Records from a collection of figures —
☆ ☆ ☆

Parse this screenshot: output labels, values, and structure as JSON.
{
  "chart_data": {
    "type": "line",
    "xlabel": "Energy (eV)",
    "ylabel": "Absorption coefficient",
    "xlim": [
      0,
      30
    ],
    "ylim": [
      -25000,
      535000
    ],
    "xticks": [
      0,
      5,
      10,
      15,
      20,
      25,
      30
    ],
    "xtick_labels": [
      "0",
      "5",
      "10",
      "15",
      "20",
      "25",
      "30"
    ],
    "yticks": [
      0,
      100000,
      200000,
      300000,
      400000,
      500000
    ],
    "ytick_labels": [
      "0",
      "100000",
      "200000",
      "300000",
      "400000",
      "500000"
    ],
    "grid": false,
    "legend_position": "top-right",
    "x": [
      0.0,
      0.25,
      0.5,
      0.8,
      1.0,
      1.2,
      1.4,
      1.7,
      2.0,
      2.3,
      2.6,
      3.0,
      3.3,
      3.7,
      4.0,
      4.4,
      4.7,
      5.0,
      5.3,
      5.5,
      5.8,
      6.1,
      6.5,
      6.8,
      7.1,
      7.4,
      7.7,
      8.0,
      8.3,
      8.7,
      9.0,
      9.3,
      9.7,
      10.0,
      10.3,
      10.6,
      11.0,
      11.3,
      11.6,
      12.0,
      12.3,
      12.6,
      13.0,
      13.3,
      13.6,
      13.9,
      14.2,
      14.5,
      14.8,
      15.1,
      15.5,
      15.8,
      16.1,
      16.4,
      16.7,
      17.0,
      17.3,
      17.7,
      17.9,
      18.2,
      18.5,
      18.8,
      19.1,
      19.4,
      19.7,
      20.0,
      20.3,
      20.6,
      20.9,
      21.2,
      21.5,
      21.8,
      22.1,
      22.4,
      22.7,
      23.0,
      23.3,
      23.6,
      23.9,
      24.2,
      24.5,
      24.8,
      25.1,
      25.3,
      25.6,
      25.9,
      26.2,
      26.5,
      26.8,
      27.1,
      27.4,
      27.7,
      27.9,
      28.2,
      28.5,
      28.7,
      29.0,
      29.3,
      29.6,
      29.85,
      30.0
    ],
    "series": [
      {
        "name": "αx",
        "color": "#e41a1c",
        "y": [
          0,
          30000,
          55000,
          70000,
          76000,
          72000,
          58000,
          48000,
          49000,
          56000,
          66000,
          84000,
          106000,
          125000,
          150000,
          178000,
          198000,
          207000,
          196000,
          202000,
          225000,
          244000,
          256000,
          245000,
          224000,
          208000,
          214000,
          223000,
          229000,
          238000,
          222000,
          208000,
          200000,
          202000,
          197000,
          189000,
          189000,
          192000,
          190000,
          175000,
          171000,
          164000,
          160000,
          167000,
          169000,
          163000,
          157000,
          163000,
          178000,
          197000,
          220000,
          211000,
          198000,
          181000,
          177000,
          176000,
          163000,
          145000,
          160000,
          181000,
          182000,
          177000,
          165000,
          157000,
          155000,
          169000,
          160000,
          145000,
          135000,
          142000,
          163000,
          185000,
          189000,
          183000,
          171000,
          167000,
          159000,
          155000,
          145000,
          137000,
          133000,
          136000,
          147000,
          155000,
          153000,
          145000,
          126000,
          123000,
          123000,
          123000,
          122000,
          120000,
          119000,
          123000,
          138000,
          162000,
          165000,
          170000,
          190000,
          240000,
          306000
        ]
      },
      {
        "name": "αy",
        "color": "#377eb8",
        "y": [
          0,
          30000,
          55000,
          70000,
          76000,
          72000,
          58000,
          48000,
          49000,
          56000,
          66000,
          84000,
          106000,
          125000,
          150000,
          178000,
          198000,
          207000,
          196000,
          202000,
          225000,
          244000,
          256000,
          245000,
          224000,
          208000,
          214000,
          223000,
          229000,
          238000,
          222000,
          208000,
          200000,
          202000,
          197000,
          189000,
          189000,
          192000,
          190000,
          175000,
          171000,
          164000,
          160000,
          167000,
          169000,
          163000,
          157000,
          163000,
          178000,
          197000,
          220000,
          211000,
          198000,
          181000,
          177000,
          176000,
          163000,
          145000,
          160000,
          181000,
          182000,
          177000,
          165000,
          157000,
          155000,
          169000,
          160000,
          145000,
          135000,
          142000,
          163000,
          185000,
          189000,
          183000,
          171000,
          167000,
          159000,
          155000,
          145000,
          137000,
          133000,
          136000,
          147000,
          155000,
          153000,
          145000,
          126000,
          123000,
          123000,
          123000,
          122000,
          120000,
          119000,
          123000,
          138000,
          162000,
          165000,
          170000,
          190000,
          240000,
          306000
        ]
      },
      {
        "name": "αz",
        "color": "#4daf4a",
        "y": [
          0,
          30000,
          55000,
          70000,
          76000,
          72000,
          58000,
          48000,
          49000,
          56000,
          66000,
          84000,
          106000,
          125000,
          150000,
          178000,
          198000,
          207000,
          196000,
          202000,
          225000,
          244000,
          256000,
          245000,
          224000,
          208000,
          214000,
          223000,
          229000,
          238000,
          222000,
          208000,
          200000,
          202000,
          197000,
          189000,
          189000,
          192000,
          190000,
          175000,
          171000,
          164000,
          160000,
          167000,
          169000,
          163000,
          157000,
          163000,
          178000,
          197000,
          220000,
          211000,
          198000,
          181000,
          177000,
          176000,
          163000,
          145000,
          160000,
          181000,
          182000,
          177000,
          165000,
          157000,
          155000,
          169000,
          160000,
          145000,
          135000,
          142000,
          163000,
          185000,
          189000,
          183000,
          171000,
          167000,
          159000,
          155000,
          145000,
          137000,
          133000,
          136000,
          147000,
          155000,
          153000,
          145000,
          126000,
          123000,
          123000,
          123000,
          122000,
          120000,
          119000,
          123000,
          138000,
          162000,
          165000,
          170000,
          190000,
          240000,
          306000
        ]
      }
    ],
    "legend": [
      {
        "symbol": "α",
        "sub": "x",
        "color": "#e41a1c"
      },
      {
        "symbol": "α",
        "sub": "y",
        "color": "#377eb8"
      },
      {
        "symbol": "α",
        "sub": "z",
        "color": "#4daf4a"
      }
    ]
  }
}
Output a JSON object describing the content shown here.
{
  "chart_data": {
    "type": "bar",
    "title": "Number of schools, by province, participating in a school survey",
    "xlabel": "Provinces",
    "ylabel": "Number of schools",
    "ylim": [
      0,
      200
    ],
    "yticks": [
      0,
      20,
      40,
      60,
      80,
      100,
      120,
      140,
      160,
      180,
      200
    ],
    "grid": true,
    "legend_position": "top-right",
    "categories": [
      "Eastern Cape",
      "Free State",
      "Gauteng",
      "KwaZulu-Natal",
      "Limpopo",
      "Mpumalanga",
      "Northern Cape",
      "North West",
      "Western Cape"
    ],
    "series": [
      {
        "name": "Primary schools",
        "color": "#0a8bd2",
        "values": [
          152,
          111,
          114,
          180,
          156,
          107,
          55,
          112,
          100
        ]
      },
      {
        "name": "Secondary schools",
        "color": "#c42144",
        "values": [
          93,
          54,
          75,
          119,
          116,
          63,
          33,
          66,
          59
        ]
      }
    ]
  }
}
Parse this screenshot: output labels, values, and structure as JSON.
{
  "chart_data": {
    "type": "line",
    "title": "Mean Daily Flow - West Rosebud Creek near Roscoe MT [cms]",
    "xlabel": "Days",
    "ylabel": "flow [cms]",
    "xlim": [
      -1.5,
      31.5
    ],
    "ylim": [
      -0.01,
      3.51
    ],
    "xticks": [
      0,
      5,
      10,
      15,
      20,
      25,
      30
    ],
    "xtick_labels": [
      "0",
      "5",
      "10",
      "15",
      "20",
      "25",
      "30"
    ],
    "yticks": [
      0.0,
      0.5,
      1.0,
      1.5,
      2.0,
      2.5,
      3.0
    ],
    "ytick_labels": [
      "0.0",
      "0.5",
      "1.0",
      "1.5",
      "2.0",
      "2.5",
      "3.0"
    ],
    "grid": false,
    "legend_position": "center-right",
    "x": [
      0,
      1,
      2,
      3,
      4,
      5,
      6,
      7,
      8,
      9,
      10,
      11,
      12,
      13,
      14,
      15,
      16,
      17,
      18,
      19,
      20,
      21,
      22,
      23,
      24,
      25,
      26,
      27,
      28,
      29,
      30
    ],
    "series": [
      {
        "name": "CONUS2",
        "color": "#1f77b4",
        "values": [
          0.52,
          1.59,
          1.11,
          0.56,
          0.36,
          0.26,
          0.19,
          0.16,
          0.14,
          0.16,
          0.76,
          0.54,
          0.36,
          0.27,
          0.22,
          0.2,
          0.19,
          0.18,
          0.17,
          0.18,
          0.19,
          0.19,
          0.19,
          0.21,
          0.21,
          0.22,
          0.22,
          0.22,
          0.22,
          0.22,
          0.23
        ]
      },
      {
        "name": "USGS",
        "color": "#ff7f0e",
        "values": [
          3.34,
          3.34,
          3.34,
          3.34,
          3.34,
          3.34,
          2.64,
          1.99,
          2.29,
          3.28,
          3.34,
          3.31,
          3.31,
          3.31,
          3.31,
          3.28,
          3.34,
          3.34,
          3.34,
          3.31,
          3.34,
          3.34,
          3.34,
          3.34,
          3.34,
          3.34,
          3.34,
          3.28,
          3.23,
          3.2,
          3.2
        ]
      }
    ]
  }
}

☆ ☆ ☆

WHAT THIS TASK INVOLVES — Lines that include the word "color" are to be extracted from the data above.

THE ANSWER —
        "color": "#e41a1c",
        "color": "#377eb8",
        "color": "#4daf4a",
        "color": "#e41a1c"
        "color": "#377eb8"
        "color": "#4daf4a"
        "color": "#0a8bd2",
        "color": "#c42144",
        "color": "#1f77b4",
        "color": "#ff7f0e",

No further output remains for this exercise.